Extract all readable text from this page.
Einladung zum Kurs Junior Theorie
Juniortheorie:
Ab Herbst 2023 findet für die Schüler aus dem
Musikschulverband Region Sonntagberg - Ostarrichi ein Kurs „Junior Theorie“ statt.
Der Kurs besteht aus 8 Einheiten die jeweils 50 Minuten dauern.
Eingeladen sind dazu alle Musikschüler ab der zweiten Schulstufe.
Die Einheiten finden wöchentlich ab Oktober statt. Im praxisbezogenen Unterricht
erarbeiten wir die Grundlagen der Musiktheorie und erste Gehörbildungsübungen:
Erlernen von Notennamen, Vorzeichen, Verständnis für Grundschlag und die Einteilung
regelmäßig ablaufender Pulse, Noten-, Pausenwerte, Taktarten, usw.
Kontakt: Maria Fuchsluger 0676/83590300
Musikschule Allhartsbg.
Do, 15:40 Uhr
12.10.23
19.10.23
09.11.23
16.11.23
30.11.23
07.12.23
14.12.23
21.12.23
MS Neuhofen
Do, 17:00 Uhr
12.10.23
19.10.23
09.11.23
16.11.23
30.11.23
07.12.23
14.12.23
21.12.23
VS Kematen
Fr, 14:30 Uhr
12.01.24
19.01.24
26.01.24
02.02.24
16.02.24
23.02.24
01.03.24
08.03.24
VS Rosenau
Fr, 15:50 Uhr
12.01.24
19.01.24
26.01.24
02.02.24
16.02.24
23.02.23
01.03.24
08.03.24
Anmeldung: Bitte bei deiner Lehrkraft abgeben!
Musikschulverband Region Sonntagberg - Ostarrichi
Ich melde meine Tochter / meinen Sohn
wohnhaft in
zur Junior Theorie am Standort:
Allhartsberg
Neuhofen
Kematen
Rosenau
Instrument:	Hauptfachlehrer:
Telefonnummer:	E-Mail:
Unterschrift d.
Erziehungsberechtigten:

Exercise objective: In the lines above, find each one with "statt" and list it.

Result:
Musikschulverband Region Sonntagberg - Ostarrichi ein Kurs „Junior Theorie“ statt.
Die Einheiten finden wöchentlich ab Oktober statt. Im praxisbezogenen Unterricht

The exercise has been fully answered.